(Stored records)
○ ○ ○

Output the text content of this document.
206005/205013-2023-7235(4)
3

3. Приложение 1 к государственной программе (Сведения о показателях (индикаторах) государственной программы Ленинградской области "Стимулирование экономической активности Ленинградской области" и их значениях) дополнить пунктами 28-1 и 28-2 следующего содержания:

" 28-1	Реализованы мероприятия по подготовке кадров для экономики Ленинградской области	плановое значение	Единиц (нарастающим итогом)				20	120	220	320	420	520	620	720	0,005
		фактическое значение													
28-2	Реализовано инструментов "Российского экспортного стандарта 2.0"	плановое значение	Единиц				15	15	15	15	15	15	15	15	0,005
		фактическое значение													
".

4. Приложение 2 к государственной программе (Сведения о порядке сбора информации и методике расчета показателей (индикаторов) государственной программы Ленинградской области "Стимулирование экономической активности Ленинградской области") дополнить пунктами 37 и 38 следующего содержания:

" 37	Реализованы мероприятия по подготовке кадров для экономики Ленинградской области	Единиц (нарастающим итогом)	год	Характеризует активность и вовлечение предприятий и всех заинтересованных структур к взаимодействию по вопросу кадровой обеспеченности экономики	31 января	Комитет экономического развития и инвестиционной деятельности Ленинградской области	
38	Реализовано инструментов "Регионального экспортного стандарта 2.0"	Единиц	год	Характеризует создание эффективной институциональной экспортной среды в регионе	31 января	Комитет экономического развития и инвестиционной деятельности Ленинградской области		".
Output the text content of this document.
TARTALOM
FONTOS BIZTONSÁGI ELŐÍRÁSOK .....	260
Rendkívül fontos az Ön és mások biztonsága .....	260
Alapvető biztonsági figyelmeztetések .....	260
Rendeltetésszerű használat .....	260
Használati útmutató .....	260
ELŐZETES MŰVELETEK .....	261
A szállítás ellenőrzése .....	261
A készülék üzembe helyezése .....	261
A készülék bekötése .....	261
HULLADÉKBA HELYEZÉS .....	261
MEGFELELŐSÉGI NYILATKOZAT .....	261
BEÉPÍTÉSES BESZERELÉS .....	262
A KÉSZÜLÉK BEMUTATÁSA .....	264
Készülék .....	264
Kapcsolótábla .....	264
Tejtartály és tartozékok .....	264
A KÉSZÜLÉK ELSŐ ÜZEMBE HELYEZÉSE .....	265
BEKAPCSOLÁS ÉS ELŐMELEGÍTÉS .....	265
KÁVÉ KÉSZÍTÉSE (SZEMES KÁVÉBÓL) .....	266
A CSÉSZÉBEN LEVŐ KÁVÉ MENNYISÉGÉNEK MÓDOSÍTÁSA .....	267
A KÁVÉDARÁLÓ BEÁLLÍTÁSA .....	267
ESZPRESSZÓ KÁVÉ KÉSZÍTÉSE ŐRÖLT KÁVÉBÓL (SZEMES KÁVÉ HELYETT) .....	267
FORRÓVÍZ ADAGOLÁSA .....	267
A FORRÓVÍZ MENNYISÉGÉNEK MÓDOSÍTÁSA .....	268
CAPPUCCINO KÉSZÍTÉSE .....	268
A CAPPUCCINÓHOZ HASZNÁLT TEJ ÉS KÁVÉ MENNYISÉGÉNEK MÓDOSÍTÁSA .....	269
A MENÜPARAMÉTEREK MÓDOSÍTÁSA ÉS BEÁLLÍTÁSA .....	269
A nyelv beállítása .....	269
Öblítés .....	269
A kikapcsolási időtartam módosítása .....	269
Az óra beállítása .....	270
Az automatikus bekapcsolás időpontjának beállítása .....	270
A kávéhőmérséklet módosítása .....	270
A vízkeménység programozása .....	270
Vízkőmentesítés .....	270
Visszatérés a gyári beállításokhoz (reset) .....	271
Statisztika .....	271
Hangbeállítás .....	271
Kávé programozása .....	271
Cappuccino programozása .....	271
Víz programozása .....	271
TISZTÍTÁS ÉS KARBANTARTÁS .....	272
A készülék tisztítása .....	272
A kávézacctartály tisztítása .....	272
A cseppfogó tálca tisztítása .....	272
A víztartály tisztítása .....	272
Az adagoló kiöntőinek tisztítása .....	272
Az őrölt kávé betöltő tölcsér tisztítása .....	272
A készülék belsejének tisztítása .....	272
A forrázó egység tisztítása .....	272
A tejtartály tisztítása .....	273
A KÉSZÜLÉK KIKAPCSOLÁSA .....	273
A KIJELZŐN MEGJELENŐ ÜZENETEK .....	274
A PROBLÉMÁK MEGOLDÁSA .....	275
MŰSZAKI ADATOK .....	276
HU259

○ ○ ○

- REQUIREMENT
Make an exact copy of the material above.

- THE REPLY
Output the text content of this document.
206005/205013-2023-7235(4)
3

3. Приложение 1 к государственной программе (Сведения о показателях (индикаторах) государственной программы Ленинградской области "Стимулирование экономической активности Ленинградской области" и их значениях) дополнить пунктами 28-1 и 28-2 следующего содержания:

" 28-1	Реализованы мероприятия по подготовке кадров для экономики Ленинградской области	плановое значение	Единиц (нарастающим итогом)				20	120	220	320	420	520	620	720	0,005
		фактическое значение													
28-2	Реализовано инструментов "Российского экспортного стандарта 2.0"	плановое значение	Единиц				15	15	15	15	15	15	15	15	0,005
		фактическое значение													
".

4. Приложение 2 к государственной программе (Сведения о порядке сбора информации и методике расчета показателей (индикаторов) государственной программы Ленинградской области "Стимулирование экономической активности Ленинградской области") дополнить пунктами 37 и 38 следующего содержания:

" 37	Реализованы мероприятия по подготовке кадров для экономики Ленинградской области	Единиц (нарастающим итогом)	год	Характеризует активность и вовлечение предприятий и всех заинтересованных структур к взаимодействию по вопросу кадровой обеспеченности экономики	31 января	Комитет экономического развития и инвестиционной деятельности Ленинградской области	
38	Реализовано инструментов "Регионального экспортного стандарта 2.0"	Единиц	год	Характеризует создание эффективной институциональной экспортной среды в регионе	31 января	Комитет экономического развития и инвестиционной деятельности Ленинградской области		".
Output the text content of this document.
TARTALOM
FONTOS BIZTONSÁGI ELŐÍRÁSOK .....	260
Rendkívül fontos az Ön és mások biztonsága .....	260
Alapvető biztonsági figyelmeztetések .....	260
Rendeltetésszerű használat .....	260
Használati útmutató .....	260
ELŐZETES MŰVELETEK .....	261
A szállítás ellenőrzése .....	261
A készülék üzembe helyezése .....	261
A készülék bekötése .....	261
HULLADÉKBA HELYEZÉS .....	261
MEGFELELŐSÉGI NYILATKOZAT .....	261
BEÉPÍTÉSES BESZERELÉS .....	262
A KÉSZÜLÉK BEMUTATÁSA .....	264
Készülék .....	264
Kapcsolótábla .....	264
Tejtartály és tartozékok .....	264
A KÉSZÜLÉK ELSŐ ÜZEMBE HELYEZÉSE .....	265
BEKAPCSOLÁS ÉS ELŐMELEGÍTÉS .....	265
KÁVÉ KÉSZÍTÉSE (SZEMES KÁVÉBÓL) .....	266
A CSÉSZÉBEN LEVŐ KÁVÉ MENNYISÉGÉNEK MÓDOSÍTÁSA .....	267
A KÁVÉDARÁLÓ BEÁLLÍTÁSA .....	267
ESZPRESSZÓ KÁVÉ KÉSZÍTÉSE ŐRÖLT KÁVÉBÓL (SZEMES KÁVÉ HELYETT) .....	267
FORRÓVÍZ ADAGOLÁSA .....	267
A FORRÓVÍZ MENNYISÉGÉNEK MÓDOSÍTÁSA .....	268
CAPPUCCINO KÉSZÍTÉSE .....	268
A CAPPUCCINÓHOZ HASZNÁLT TEJ ÉS KÁVÉ MENNYISÉGÉNEK MÓDOSÍTÁSA .....	269
A MENÜPARAMÉTEREK MÓDOSÍTÁSA ÉS BEÁLLÍTÁSA .....	269
A nyelv beállítása .....	269
Öblítés .....	269
A kikapcsolási időtartam módosítása .....	269
Az óra beállítása .....	270
Az automatikus bekapcsolás időpontjának beállítása .....	270
A kávéhőmérséklet módosítása .....	270
A vízkeménység programozása .....	270
Vízkőmentesítés .....	270
Visszatérés a gyári beállításokhoz (reset) .....	271
Statisztika .....	271
Hangbeállítás .....	271
Kávé programozása .....	271
Cappuccino programozása .....	271
Víz programozása .....	271
TISZTÍTÁS ÉS KARBANTARTÁS .....	272
A készülék tisztítása .....	272
A kávézacctartály tisztítása .....	272
A cseppfogó tálca tisztítása .....	272
A víztartály tisztítása .....	272
Az adagoló kiöntőinek tisztítása .....	272
Az őrölt kávé betöltő tölcsér tisztítása .....	272
A készülék belsejének tisztítása .....	272
A forrázó egység tisztítása .....	272
A tejtartály tisztítása .....	273
A KÉSZÜLÉK KIKAPCSOLÁSA .....	273
A KIJELZŐN MEGJELENŐ ÜZENETEK .....	274
A PROBLÉMÁK MEGOLDÁSA .....	275
MŰSZAKI ADATOK .....	276
HU259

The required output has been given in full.